Calculate id of the given token. Also keep track of what words were mapped to what ids, for debugging reasons.

Parameters:token (str) – Input token.
Returns:Hash value of token.
Return type:int
save(fname_or_handle, separately=None, sep_limit=10485760, ignore=frozenset([]), pickle_protocol=2)

Save the object to file.

Parameters:
  • fname_or_handle (str or file-like) – Path to output file or already opened file-like object. If the object is a file handle, no special array handling will be performed, all attributes will be saved to the same file.
  • separately (list of str or None, optional) – If None - automatically detect large numpy/scipy.sparse arrays in the object being stored, and store them into separate files. This avoids pickle memory errors and allows mmap’ing large arrays back on load efficiently. If list of str - this attributes will be stored in separate files, the automatic check is not performed in this case.
  • sep_limit (int) – Limit for automatic separation.
  • ignore (frozenset of str) – Attributes that shouldn’t be serialize/store.
  • pickle_protocol (int) – Protocol number for pickle.

See also

load()

save_as_text(fname)

Save this HashDictionary to a text file.

Parameters:fname (str) – Path to output file.

● **Directions**
**a.** Please rewrite the paragraph of the HashDictionary documentation that begins "separately (list of str or None, optional)" as a short bulleted list, keeping its main facts.
**b.** Translate this sentence from the HashDictionary documentation into Spanish: "Also keep track of what words were mapped to what ids, for debugging reasons."
**c.** Pick up the HashDictionary documentation after its last line and continue it.

● **Given information**
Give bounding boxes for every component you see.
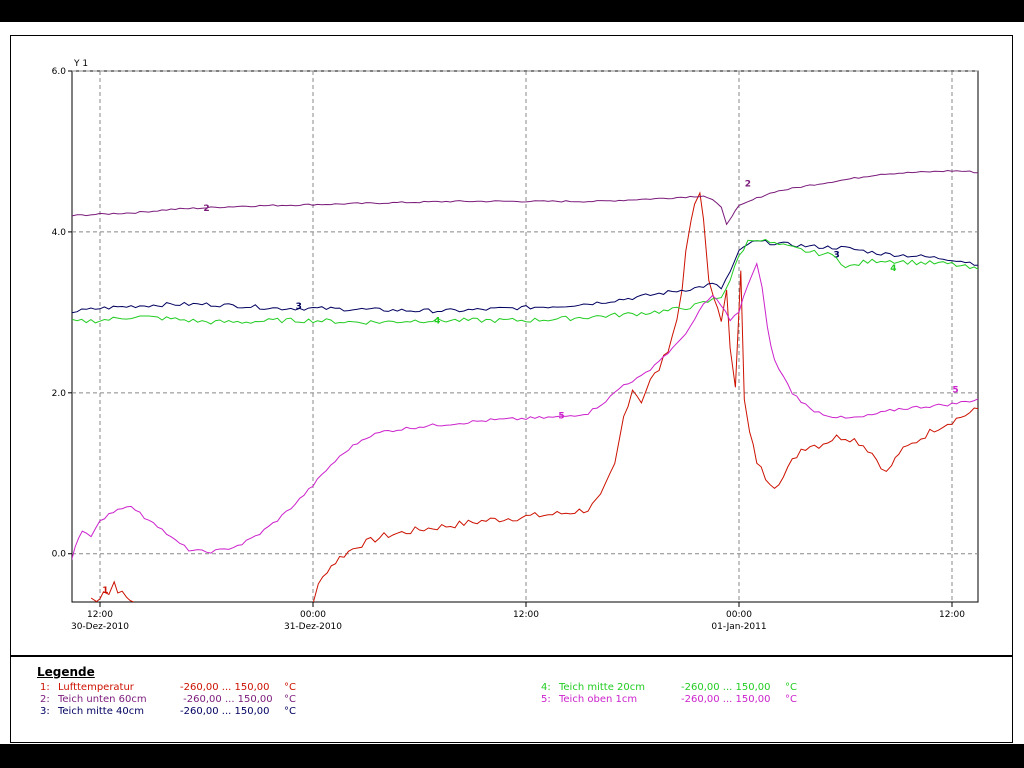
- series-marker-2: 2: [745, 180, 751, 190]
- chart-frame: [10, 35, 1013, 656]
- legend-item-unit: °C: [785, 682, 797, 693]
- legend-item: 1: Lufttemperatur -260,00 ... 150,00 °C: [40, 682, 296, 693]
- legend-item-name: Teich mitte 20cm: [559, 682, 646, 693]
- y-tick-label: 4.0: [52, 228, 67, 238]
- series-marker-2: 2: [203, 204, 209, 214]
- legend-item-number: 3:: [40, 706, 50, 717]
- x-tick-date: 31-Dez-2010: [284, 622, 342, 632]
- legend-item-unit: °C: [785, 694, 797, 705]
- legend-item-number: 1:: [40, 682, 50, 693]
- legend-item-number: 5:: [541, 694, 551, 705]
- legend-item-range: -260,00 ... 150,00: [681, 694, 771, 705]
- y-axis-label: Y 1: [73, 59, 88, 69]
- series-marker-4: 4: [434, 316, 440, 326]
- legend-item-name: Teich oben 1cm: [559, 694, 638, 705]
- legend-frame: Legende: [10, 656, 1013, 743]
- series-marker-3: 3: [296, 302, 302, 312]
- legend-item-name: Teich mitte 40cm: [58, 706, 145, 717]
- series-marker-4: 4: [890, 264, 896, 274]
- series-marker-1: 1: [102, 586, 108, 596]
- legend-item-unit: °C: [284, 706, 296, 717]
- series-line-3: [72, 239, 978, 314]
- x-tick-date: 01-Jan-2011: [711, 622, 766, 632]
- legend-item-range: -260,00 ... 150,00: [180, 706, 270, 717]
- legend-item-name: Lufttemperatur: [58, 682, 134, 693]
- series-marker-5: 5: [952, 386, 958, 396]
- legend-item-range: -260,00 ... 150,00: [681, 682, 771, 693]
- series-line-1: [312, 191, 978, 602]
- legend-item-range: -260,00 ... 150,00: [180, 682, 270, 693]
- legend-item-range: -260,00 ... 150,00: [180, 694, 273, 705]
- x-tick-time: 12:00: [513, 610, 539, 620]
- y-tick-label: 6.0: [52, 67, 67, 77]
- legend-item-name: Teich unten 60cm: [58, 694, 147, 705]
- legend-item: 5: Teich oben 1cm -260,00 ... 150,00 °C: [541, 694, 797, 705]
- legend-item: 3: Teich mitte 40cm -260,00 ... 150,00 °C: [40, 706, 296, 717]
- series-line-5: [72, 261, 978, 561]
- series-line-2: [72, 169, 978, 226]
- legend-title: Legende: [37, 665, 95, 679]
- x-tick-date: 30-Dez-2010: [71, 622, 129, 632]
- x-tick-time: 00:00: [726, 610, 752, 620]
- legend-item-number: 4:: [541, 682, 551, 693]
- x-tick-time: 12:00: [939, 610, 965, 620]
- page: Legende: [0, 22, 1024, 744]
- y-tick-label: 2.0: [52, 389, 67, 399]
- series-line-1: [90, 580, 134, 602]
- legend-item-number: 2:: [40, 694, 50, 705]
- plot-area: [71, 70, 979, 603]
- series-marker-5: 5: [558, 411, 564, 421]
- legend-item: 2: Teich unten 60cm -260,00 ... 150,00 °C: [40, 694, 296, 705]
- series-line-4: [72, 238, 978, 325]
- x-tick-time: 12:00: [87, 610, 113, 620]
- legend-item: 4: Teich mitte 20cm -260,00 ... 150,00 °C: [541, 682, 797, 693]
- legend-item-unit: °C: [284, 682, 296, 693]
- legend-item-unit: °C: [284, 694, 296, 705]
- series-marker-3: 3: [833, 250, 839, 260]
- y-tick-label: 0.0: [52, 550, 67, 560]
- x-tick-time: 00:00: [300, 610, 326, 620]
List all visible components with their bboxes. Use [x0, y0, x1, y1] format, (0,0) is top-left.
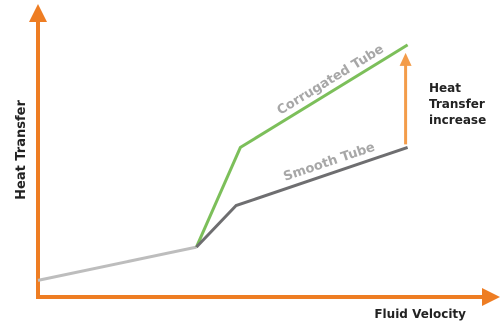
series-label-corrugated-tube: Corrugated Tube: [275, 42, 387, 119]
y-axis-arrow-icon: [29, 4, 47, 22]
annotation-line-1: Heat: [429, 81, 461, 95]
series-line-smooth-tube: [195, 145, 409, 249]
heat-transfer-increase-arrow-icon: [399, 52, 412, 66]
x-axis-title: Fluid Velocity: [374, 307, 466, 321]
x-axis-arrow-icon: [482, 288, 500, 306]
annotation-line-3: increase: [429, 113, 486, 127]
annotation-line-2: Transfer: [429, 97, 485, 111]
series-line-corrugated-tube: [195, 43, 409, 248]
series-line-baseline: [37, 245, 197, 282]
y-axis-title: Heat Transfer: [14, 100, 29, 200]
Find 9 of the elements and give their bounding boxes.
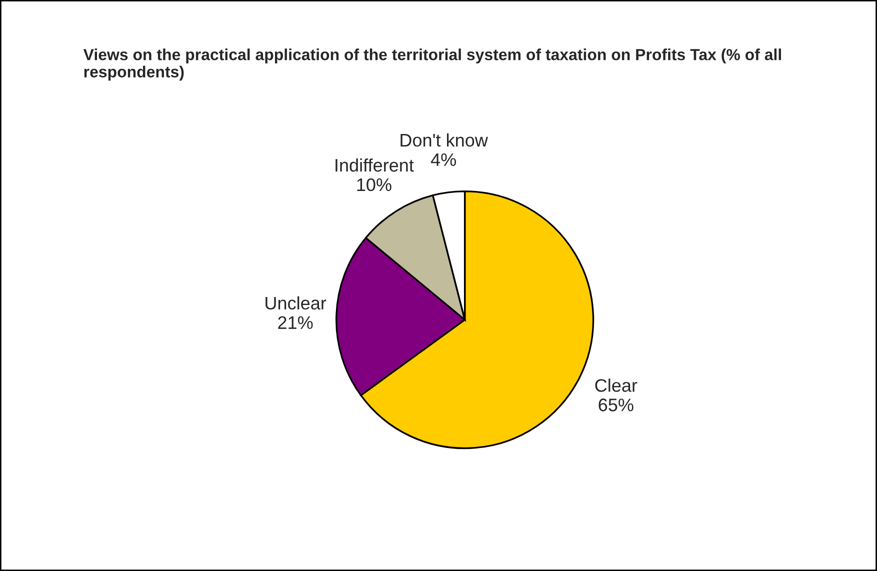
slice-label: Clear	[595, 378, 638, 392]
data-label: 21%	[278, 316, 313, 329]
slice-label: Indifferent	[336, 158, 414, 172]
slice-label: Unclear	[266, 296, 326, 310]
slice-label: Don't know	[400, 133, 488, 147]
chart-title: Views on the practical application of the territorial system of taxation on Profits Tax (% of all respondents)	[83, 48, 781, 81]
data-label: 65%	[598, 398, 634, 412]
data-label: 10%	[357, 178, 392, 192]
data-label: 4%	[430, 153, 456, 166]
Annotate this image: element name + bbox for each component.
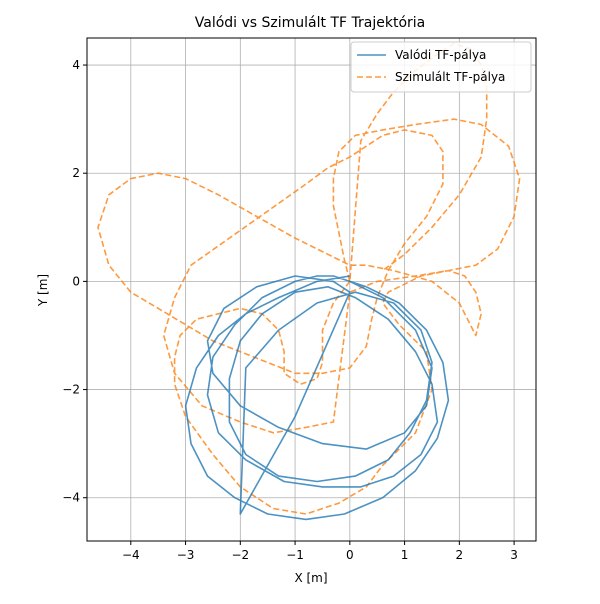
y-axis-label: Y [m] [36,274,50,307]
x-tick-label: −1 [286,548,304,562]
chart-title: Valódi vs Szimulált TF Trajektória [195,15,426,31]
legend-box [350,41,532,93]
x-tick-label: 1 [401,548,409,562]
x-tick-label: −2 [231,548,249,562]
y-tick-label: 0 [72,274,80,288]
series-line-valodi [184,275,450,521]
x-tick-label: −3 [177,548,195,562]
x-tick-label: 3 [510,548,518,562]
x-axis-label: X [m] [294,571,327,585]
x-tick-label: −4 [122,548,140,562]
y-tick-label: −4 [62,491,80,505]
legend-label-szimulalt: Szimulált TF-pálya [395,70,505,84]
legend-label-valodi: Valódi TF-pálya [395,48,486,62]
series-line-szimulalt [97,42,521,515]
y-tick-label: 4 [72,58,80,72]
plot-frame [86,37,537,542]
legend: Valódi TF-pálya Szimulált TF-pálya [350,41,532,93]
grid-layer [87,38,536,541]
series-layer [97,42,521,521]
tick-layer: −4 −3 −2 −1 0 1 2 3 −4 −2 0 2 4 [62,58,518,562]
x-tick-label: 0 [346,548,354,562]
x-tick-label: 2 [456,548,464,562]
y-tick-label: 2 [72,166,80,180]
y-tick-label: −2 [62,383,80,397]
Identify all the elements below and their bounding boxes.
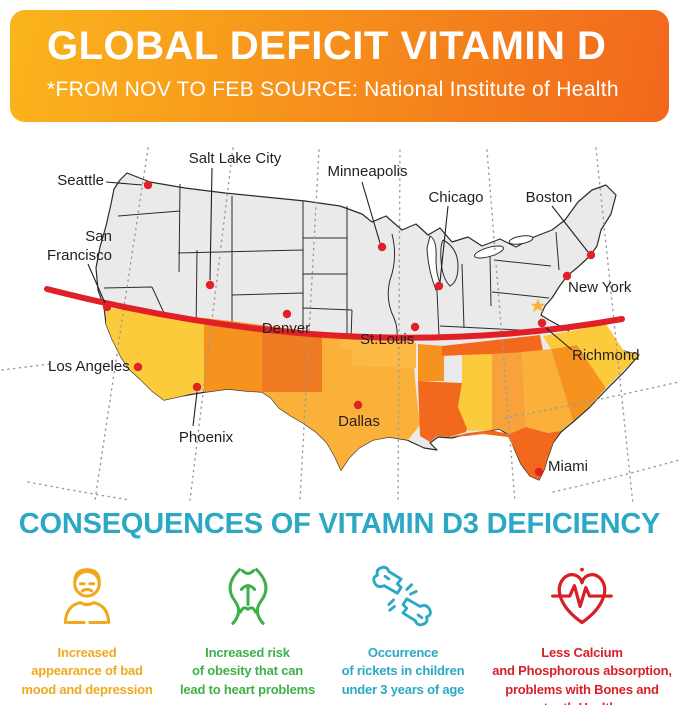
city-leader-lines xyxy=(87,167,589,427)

● **Responses per task**
**a.**
- Type: list of str or None; optional.
- If None: large numpy/scipy.sparse arrays in the object are detected automatically and stored in separate files. This avoids pickle memory errors and allows large arrays to be mmap'ed back efficiently on load.
- If a list of str: the listed attributes are stored in separate files, and no automatic check is performed.

**b.** Además, lleva un registro de qué palabras se asignaron a qué identificadores, por motivos de depuración.

**c.**
Notes

The format is: id[TAB]document frequency of this id[TAB]tab-separated set of words in UTF8 that map to this id[NEWLINE].

Examples

>>> from gensim.corpora import HashDictionary
>>> from gensim.test.utils import get_tmpfile
>>>
>>> corpus = [["máma", "mele", "maso"], ["ema", "má", "máma"]]
>>> data = HashDictionary(corpus)
>>> data.save_as_text(get_tmpfile("dictionary_in_text_format"))
setdefault(k[, d]) → D.get(k,d), also set D[k]=d if k not in D
update([E, ]**F) → None. Update D from dict/iterable E and F.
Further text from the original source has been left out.